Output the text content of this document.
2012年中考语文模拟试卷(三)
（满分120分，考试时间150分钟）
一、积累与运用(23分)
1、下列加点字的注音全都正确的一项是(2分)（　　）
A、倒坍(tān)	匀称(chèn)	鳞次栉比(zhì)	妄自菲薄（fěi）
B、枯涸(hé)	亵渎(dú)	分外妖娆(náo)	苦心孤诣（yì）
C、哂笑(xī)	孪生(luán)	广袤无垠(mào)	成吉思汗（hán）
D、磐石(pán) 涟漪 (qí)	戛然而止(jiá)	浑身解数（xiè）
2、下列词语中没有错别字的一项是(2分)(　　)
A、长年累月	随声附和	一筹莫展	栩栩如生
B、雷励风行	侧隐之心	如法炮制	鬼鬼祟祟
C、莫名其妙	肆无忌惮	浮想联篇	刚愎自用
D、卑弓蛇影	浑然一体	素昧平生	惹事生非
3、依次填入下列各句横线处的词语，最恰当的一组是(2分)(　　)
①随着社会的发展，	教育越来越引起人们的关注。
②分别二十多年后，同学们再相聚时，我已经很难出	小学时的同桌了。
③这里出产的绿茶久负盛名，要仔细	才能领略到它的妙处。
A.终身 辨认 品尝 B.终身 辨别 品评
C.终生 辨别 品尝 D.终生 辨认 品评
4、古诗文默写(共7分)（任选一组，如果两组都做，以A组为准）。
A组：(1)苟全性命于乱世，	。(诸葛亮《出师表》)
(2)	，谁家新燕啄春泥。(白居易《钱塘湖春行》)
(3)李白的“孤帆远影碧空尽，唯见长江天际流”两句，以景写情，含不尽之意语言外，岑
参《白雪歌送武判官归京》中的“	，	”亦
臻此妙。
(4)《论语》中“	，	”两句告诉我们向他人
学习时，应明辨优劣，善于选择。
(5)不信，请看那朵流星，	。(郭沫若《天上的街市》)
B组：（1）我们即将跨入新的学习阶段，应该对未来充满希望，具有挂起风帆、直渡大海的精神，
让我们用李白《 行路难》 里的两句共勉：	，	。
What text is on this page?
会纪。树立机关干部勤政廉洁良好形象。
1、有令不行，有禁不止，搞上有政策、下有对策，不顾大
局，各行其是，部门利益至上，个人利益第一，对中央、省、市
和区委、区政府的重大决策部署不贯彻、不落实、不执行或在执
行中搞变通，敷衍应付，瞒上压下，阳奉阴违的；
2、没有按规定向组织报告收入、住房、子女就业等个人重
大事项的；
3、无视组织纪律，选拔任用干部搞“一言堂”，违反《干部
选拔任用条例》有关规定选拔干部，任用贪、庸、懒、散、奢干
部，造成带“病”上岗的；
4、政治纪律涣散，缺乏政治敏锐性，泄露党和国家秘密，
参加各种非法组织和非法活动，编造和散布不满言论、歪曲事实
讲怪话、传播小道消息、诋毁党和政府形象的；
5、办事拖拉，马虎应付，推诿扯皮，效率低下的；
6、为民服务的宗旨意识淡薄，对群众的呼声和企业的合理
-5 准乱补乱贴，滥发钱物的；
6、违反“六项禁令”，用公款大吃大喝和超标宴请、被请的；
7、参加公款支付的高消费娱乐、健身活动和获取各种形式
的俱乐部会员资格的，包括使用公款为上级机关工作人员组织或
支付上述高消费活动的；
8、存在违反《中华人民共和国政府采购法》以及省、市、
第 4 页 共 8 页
----------
# WHAT THIS TASK INVOLVES
Write out the whole listing exactly.

# TASK SOLUTION
Output the text content of this document.
2012年中考语文模拟试卷(三)
（满分120分，考试时间150分钟）
一、积累与运用(23分)
1、下列加点字的注音全都正确的一项是(2分)（　　）
A、倒坍(tān)	匀称(chèn)	鳞次栉比(zhì)	妄自菲薄（fěi）
B、枯涸(hé)	亵渎(dú)	分外妖娆(náo)	苦心孤诣（yì）
C、哂笑(xī)	孪生(luán)	广袤无垠(mào)	成吉思汗（hán）
D、磐石(pán) 涟漪 (qí)	戛然而止(jiá)	浑身解数（xiè）
2、下列词语中没有错别字的一项是(2分)(　　)
A、长年累月	随声附和	一筹莫展	栩栩如生
B、雷励风行	侧隐之心	如法炮制	鬼鬼祟祟
C、莫名其妙	肆无忌惮	浮想联篇	刚愎自用
D、卑弓蛇影	浑然一体	素昧平生	惹事生非
3、依次填入下列各句横线处的词语，最恰当的一组是(2分)(　　)
①随着社会的发展，	教育越来越引起人们的关注。
②分别二十多年后，同学们再相聚时，我已经很难出	小学时的同桌了。
③这里出产的绿茶久负盛名，要仔细	才能领略到它的妙处。
A.终身 辨认 品尝 B.终身 辨别 品评
C.终生 辨别 品尝 D.终生 辨认 品评
4、古诗文默写(共7分)（任选一组，如果两组都做，以A组为准）。
A组：(1)苟全性命于乱世，	。(诸葛亮《出师表》)
(2)	，谁家新燕啄春泥。(白居易《钱塘湖春行》)
(3)李白的“孤帆远影碧空尽，唯见长江天际流”两句，以景写情，含不尽之意语言外，岑
参《白雪歌送武判官归京》中的“	，	”亦
臻此妙。
(4)《论语》中“	，	”两句告诉我们向他人
学习时，应明辨优劣，善于选择。
(5)不信，请看那朵流星，	。(郭沫若《天上的街市》)
B组：（1）我们即将跨入新的学习阶段，应该对未来充满希望，具有挂起风帆、直渡大海的精神，
让我们用李白《 行路难》 里的两句共勉：	，	。
What text is on this page?
会纪。树立机关干部勤政廉洁良好形象。
1、有令不行，有禁不止，搞上有政策、下有对策，不顾大
局，各行其是，部门利益至上，个人利益第一，对中央、省、市
和区委、区政府的重大决策部署不贯彻、不落实、不执行或在执
行中搞变通，敷衍应付，瞒上压下，阳奉阴违的；
2、没有按规定向组织报告收入、住房、子女就业等个人重
大事项的；
3、无视组织纪律，选拔任用干部搞“一言堂”，违反《干部
选拔任用条例》有关规定选拔干部，任用贪、庸、懒、散、奢干
部，造成带“病”上岗的；
4、政治纪律涣散，缺乏政治敏锐性，泄露党和国家秘密，
参加各种非法组织和非法活动，编造和散布不满言论、歪曲事实
讲怪话、传播小道消息、诋毁党和政府形象的；
5、办事拖拉，马虎应付，推诿扯皮，效率低下的；
6、为民服务的宗旨意识淡薄，对群众的呼声和企业的合理
-5 准乱补乱贴，滥发钱物的；
6、违反“六项禁令”，用公款大吃大喝和超标宴请、被请的；
7、参加公款支付的高消费娱乐、健身活动和获取各种形式
的俱乐部会员资格的，包括使用公款为上级机关工作人员组织或
支付上述高消费活动的；
8、存在违反《中华人民共和国政府采购法》以及省、市、
第 4 页 共 8 页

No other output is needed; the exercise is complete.